» **PROMPT**:
Print the data below word for word, starting at its first line and ending at the line containing "x-tick-label: 0.4 <box>121 27 138 41</box>", with both of those lines included.

<<<<

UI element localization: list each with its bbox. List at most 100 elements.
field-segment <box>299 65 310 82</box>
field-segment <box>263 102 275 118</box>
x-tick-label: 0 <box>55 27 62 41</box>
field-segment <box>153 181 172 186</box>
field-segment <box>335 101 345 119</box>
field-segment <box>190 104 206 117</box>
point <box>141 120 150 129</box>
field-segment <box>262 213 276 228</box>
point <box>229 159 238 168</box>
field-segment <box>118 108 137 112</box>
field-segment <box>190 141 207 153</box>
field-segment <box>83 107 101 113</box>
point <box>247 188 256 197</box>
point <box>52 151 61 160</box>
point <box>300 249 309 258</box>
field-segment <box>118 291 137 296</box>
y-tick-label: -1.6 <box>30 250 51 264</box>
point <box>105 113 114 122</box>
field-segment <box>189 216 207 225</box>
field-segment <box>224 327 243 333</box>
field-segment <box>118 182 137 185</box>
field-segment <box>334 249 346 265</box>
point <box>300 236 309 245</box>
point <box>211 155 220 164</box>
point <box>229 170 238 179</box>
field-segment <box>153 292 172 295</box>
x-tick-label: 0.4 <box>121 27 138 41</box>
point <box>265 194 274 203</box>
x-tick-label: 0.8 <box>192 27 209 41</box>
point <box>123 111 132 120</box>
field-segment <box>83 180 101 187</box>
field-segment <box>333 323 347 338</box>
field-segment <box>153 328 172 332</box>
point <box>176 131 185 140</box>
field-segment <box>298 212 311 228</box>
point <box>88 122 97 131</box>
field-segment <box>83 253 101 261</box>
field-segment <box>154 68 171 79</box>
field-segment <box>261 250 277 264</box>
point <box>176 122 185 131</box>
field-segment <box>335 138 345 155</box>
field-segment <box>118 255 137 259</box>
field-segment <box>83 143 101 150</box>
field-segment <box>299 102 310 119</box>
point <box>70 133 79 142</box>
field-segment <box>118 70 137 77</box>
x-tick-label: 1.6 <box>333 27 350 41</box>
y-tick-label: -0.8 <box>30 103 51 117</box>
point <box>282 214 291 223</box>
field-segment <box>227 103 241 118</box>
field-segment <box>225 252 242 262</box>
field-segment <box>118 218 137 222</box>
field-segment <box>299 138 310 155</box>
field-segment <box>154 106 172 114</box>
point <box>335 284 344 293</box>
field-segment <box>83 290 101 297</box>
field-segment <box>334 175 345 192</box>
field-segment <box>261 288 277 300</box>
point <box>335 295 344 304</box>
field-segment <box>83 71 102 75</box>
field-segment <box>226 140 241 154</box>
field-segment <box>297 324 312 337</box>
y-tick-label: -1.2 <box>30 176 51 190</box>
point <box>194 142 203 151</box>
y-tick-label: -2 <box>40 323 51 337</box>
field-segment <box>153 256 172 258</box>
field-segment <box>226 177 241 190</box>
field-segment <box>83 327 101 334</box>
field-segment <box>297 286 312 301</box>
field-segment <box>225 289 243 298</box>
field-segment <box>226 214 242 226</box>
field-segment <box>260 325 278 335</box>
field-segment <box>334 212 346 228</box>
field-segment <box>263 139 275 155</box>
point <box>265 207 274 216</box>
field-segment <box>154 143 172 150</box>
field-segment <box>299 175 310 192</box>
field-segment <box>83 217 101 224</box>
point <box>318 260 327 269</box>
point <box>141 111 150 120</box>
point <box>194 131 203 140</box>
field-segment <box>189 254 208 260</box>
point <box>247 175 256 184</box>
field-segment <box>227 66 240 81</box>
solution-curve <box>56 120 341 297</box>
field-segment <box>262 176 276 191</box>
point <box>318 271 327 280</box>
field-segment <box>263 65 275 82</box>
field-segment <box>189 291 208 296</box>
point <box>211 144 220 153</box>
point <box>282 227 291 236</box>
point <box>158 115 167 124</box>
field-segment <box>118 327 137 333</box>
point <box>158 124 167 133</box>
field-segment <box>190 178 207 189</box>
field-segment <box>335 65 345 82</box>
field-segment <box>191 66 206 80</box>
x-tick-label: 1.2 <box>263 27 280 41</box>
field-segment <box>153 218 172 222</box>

>>>>

» **OUTPUT BELOW**:
UI element localization: list each with its bbox. List at most 100 elements.
field-segment <box>299 65 310 82</box>
field-segment <box>263 102 275 118</box>
x-tick-label: 0 <box>55 27 62 41</box>
field-segment <box>153 181 172 186</box>
field-segment <box>335 101 345 119</box>
field-segment <box>190 104 206 117</box>
point <box>141 120 150 129</box>
field-segment <box>262 213 276 228</box>
point <box>229 159 238 168</box>
field-segment <box>118 108 137 112</box>
field-segment <box>190 141 207 153</box>
field-segment <box>83 107 101 113</box>
point <box>247 188 256 197</box>
point <box>52 151 61 160</box>
point <box>300 249 309 258</box>
field-segment <box>118 291 137 296</box>
y-tick-label: -1.6 <box>30 250 51 264</box>
point <box>105 113 114 122</box>
field-segment <box>189 216 207 225</box>
field-segment <box>224 327 243 333</box>
field-segment <box>118 182 137 185</box>
field-segment <box>334 249 346 265</box>
point <box>300 236 309 245</box>
point <box>211 155 220 164</box>
point <box>229 170 238 179</box>
field-segment <box>153 292 172 295</box>
x-tick-label: 0.4 <box>121 27 138 41</box>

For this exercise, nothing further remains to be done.